*** SOURCE DATA ***

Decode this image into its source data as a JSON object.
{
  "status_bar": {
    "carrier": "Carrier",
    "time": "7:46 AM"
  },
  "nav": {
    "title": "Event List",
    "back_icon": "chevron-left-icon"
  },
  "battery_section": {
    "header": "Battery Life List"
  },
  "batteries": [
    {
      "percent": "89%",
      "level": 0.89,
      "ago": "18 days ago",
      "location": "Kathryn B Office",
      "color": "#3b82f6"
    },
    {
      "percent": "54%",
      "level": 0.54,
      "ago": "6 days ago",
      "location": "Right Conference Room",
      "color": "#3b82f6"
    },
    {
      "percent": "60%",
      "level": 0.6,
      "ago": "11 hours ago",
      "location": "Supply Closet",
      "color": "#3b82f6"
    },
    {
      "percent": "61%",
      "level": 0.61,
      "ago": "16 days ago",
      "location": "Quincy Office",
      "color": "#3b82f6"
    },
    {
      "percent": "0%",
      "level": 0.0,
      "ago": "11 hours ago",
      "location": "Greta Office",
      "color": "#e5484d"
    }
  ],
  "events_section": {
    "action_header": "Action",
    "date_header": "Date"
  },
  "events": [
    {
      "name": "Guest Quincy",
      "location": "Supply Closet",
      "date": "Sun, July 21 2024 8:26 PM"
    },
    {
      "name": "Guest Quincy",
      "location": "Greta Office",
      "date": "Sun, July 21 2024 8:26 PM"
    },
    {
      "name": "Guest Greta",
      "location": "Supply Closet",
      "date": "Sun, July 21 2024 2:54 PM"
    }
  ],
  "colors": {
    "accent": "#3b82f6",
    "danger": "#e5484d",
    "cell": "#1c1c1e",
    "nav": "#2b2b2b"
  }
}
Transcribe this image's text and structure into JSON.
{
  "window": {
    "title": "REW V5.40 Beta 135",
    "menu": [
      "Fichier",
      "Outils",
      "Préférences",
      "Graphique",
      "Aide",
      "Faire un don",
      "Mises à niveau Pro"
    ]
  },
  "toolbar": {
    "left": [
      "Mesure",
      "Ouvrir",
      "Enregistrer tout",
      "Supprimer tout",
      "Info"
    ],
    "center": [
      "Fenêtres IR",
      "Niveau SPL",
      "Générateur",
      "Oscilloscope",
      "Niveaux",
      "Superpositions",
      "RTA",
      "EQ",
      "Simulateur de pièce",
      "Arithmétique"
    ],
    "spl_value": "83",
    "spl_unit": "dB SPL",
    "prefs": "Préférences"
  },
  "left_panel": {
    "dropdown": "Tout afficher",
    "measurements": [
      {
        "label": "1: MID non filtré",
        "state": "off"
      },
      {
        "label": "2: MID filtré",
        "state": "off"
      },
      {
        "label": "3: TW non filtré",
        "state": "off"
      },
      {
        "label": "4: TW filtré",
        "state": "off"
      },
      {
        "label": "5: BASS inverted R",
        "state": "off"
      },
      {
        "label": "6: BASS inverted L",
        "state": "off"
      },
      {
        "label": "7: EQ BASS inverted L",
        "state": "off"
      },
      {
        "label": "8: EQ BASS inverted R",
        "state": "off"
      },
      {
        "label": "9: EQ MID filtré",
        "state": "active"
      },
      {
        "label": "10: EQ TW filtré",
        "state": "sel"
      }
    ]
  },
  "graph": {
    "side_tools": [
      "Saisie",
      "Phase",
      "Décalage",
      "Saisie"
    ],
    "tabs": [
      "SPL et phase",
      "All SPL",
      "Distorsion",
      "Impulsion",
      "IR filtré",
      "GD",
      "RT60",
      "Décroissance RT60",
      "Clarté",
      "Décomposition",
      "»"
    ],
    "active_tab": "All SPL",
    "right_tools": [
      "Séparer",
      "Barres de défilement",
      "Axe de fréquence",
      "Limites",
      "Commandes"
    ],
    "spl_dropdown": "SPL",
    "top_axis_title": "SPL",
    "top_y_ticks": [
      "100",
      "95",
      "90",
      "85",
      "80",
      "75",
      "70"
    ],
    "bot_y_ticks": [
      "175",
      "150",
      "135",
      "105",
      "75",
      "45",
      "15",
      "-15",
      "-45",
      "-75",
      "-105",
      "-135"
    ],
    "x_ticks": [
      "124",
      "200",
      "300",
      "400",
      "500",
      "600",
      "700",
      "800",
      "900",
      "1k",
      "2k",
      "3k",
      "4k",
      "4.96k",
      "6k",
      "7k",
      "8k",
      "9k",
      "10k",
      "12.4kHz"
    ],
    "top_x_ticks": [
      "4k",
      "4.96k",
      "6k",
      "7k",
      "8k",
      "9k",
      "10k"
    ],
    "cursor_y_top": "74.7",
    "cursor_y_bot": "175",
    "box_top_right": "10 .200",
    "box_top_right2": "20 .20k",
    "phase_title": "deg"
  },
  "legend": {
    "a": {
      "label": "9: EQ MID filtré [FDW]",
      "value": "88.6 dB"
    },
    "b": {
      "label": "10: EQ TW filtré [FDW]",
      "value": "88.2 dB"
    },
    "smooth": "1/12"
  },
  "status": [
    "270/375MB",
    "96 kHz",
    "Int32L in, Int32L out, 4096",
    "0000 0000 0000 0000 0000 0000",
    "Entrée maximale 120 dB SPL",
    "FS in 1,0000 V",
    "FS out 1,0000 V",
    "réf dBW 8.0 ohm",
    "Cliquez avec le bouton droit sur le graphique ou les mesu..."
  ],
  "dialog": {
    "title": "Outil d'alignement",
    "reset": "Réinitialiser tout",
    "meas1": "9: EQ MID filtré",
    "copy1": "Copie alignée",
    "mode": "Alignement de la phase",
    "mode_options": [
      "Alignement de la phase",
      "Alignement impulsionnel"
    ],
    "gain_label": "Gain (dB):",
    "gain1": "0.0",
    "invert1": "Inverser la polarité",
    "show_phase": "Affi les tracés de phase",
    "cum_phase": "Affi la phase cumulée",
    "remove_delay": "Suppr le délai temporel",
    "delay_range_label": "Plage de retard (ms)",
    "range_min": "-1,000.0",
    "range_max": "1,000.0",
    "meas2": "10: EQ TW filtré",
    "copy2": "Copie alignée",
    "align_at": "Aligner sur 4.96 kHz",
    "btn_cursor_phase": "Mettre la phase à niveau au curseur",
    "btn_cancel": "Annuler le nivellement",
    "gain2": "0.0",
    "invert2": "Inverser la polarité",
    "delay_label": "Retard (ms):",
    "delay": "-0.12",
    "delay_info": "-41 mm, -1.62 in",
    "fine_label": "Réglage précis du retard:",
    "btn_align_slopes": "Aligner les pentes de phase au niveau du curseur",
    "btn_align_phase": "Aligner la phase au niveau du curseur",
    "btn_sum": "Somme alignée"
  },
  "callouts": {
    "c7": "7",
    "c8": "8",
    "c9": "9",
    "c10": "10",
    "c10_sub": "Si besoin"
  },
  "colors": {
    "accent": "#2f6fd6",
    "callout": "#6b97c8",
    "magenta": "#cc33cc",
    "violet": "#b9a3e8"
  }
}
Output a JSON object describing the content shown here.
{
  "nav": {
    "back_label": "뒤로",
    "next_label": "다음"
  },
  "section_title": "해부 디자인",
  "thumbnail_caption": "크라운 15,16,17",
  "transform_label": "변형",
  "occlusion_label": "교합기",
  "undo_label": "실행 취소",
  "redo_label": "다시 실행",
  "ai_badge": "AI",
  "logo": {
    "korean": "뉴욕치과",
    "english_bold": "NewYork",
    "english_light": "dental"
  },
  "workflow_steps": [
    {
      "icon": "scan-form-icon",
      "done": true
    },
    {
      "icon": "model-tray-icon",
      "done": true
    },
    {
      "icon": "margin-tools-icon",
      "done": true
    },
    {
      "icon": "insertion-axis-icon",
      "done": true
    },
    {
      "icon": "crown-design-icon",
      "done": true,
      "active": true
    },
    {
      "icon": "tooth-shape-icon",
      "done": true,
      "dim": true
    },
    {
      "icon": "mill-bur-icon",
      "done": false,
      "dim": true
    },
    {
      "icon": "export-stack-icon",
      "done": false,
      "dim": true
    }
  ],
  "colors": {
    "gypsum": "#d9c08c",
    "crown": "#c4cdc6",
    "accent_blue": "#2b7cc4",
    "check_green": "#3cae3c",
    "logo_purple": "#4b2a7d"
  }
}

***

Where a line of the data holds "this", show that line.

Decode this image into its source data as a JSON object.
Transcribe this image's text and structure into JSON.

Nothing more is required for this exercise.